# Records provided start
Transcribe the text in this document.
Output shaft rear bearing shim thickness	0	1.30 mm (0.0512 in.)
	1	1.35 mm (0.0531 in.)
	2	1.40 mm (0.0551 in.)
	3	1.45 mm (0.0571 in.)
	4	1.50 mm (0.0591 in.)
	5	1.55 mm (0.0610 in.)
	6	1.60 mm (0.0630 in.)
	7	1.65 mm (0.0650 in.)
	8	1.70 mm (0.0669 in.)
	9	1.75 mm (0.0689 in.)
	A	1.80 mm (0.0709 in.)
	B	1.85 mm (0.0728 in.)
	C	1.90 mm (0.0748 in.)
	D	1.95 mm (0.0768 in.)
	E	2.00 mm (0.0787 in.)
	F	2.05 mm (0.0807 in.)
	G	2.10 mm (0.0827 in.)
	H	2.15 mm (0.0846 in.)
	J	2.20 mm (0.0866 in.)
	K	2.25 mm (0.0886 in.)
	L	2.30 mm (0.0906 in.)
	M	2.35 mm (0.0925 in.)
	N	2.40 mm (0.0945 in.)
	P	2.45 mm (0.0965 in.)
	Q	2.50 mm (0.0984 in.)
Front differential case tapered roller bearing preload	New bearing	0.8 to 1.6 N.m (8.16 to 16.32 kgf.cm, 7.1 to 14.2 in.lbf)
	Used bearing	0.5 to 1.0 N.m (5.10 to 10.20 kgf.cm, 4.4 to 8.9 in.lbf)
# Records provided end
# Records provided start
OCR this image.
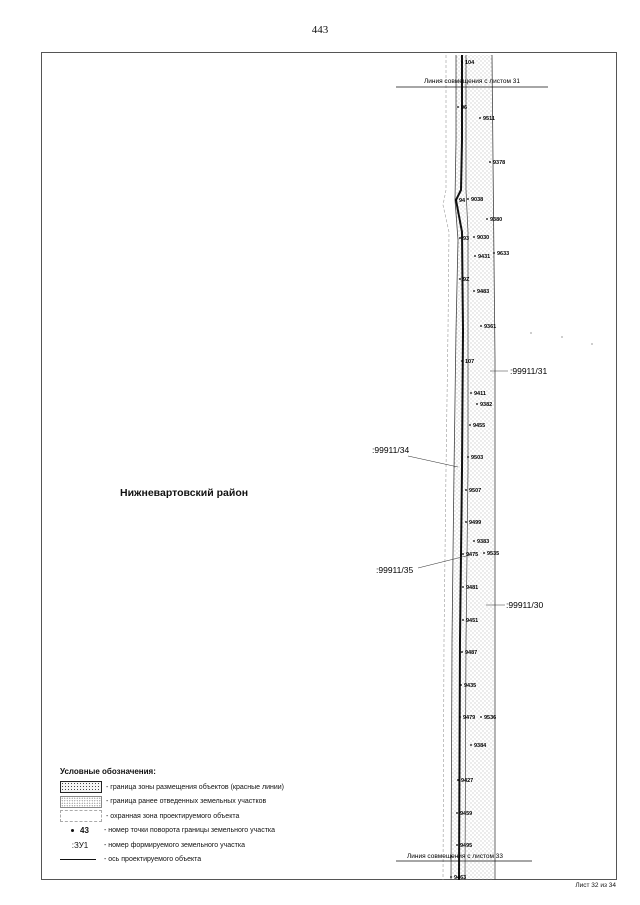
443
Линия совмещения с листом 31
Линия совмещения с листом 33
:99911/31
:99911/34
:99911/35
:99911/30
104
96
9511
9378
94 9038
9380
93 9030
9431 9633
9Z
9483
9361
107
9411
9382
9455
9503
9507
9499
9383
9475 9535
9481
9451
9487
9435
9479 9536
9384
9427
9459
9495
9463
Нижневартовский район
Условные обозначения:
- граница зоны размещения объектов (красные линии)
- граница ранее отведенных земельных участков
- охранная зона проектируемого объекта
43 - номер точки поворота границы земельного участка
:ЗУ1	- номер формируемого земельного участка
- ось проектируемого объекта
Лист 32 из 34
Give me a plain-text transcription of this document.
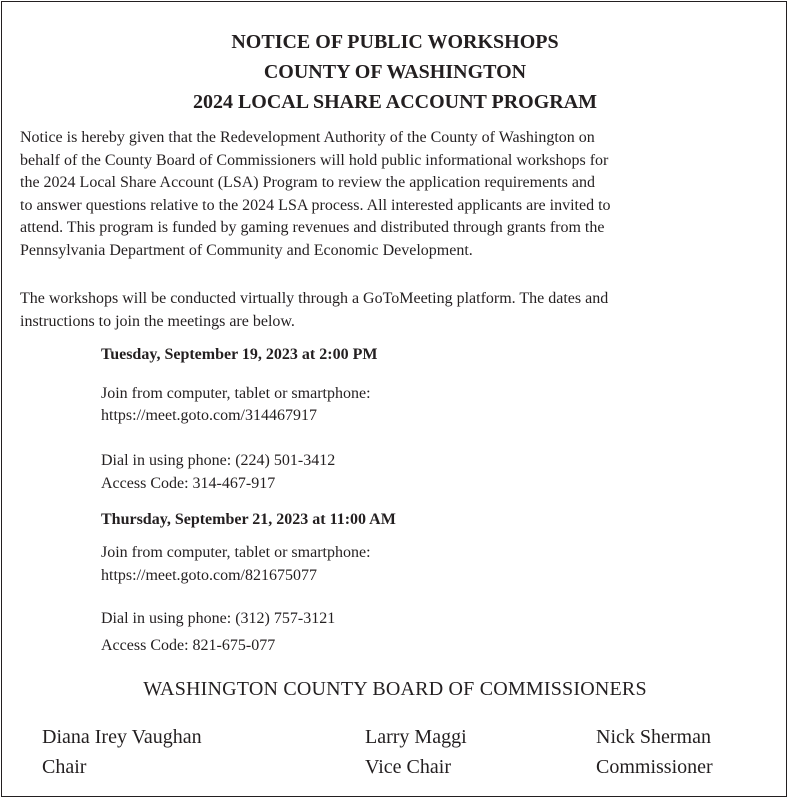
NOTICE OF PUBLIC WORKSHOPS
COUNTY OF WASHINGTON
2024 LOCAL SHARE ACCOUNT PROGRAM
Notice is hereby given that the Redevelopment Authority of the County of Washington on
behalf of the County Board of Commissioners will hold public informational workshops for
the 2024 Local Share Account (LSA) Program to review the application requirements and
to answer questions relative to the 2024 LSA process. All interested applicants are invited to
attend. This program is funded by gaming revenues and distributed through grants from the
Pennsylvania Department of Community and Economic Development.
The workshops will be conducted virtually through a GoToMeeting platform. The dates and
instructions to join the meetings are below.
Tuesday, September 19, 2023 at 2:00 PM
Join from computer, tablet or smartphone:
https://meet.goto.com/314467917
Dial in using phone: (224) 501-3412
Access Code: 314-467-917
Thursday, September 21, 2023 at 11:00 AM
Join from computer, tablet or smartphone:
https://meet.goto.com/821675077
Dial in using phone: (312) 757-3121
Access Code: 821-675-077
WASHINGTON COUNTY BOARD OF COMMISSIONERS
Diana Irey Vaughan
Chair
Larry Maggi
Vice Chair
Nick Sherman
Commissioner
# Records provided end
Set exercise: From the entries above, extract every line where the word "bearing" appears.

The reply:
Output shaft rear bearing shim thickness	0	1.30 mm (0.0512 in.)
Front differential case tapered roller bearing preload	New bearing	0.8 to 1.6 N.m (8.16 to 16.32 kgf.cm, 7.1 to 14.2 in.lbf)
	Used bearing	0.5 to 1.0 N.m (5.10 to 10.20 kgf.cm, 4.4 to 8.9 in.lbf)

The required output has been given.